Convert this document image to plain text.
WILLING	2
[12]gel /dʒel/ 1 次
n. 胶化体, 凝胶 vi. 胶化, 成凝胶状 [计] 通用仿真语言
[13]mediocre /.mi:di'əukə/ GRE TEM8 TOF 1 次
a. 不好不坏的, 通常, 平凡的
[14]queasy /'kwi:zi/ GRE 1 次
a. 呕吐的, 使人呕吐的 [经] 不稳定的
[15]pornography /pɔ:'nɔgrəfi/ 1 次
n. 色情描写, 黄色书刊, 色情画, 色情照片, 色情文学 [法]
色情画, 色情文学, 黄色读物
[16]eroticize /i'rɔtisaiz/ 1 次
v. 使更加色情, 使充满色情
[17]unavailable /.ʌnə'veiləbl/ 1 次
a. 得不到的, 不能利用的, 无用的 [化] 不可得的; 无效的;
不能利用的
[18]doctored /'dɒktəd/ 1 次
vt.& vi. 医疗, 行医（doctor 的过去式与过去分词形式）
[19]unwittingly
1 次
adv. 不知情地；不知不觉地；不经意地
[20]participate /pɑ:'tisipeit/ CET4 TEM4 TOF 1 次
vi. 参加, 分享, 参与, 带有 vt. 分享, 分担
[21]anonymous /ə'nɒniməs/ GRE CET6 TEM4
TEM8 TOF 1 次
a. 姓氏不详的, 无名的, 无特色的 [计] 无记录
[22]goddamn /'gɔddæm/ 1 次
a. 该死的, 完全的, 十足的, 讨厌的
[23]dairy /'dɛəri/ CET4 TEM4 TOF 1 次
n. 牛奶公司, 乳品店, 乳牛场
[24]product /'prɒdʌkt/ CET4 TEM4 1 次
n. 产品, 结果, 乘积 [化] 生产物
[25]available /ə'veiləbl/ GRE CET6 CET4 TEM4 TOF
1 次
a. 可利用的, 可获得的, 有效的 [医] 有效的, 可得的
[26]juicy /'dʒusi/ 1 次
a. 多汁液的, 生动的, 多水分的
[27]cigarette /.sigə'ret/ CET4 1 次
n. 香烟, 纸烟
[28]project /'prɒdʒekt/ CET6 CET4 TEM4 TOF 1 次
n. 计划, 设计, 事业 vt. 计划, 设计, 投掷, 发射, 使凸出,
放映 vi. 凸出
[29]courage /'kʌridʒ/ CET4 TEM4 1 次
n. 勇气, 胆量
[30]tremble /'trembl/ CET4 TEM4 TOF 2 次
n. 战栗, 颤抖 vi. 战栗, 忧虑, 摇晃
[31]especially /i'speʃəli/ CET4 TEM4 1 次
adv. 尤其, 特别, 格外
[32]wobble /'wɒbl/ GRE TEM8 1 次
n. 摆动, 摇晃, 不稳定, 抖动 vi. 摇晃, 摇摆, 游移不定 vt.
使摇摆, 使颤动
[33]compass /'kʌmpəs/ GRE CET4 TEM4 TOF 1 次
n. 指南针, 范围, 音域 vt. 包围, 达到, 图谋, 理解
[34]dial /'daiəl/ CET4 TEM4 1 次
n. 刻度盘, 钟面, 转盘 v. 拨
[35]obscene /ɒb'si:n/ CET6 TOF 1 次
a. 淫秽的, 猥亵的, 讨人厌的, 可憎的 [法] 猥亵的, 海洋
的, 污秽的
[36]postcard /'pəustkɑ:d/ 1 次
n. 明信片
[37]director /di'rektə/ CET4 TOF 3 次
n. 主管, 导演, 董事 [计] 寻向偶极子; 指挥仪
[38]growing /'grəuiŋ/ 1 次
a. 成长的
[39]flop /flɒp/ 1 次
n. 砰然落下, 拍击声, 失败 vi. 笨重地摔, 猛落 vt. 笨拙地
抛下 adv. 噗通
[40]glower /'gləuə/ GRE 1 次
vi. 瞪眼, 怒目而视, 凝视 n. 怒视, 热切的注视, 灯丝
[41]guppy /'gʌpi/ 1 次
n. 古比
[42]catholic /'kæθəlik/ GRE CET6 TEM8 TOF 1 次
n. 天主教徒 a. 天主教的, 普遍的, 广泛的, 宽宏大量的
◇ ◇ ◇ ◇
Filter the entries and copy out every line with the word "色情文学".

§ **Answer in full**
n. 色情描写, 黄色书刊, 色情画, 色情照片, 色情文学 [法]
色情画, 色情文学, 黄色读物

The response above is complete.